The problem>
Without the pictures, write out all the lines below exactly as they appear.

Records>
★ ★ ★ ★ ★ ★ ★
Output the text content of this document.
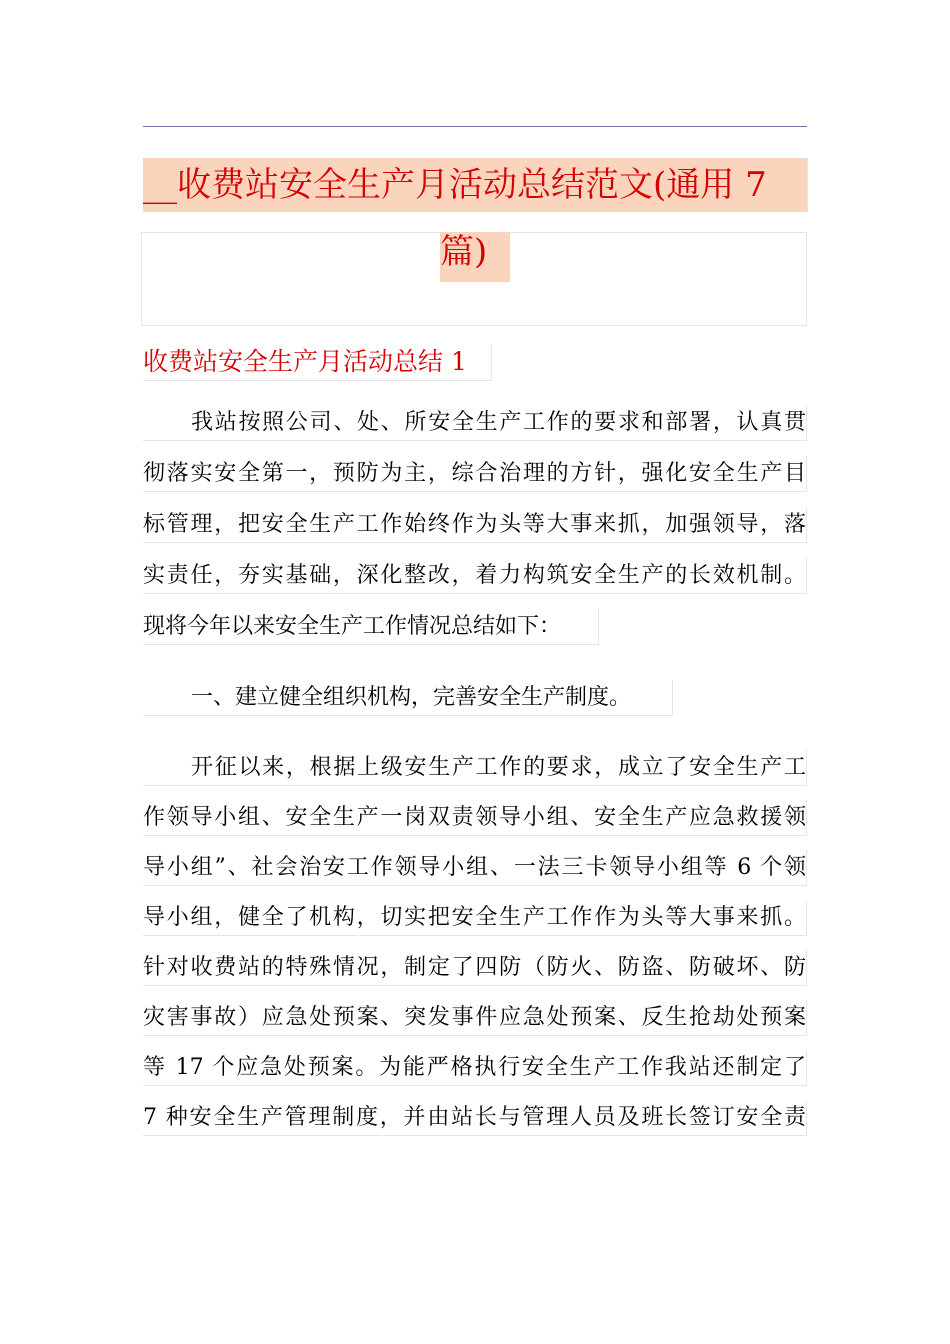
__收费站安全生产月活动总结范文(通用 7
篇)
收费站安全生产月活动总结 1
我站按照公司、处、所安全生产工作的要求和部署，认真贯
彻落实安全第一，预防为主，综合治理的方针，强化安全生产目
标管理，把安全生产工作始终作为头等大事来抓，加强领导，落
实责任，夯实基础，深化整改，着力构筑安全生产的长效机制。
现将今年以来安全生产工作情况总结如下：
一、建立健全组织机构，完善安全生产制度。
开征以来，根据上级安生产工作的要求，成立了安全生产工
作领导小组、安全生产一岗双责领导小组、安全生产应急救援领
导小组”、社会治安工作领导小组、一法三卡领导小组等 6 个领
导小组，健全了机构，切实把安全生产工作作为头等大事来抓。
针对收费站的特殊情况，制定了四防（防火、防盗、防破坏、防
灾害事故）应急处预案、突发事件应急处预案、反生抢劫处预案
等 17 个应急处预案。为能严格执行安全生产工作我站还制定了
7 种安全生产管理制度，并由站长与管理人员及班长签订安全责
★ ★ ★ ★ ★ ★ ★
Result below>
Output the text content of this document.
__收费站安全生产月活动总结范文(通用 7
篇)
收费站安全生产月活动总结 1
我站按照公司、处、所安全生产工作的要求和部署，认真贯
彻落实安全第一，预防为主，综合治理的方针，强化安全生产目
标管理，把安全生产工作始终作为头等大事来抓，加强领导，落
实责任，夯实基础，深化整改，着力构筑安全生产的长效机制。
现将今年以来安全生产工作情况总结如下：
一、建立健全组织机构，完善安全生产制度。
开征以来，根据上级安生产工作的要求，成立了安全生产工
作领导小组、安全生产一岗双责领导小组、安全生产应急救援领
导小组”、社会治安工作领导小组、一法三卡领导小组等 6 个领
导小组，健全了机构，切实把安全生产工作作为头等大事来抓。
针对收费站的特殊情况，制定了四防（防火、防盗、防破坏、防
灾害事故）应急处预案、突发事件应急处预案、反生抢劫处预案
等 17 个应急处预案。为能严格执行安全生产工作我站还制定了
7 种安全生产管理制度，并由站长与管理人员及班长签订安全责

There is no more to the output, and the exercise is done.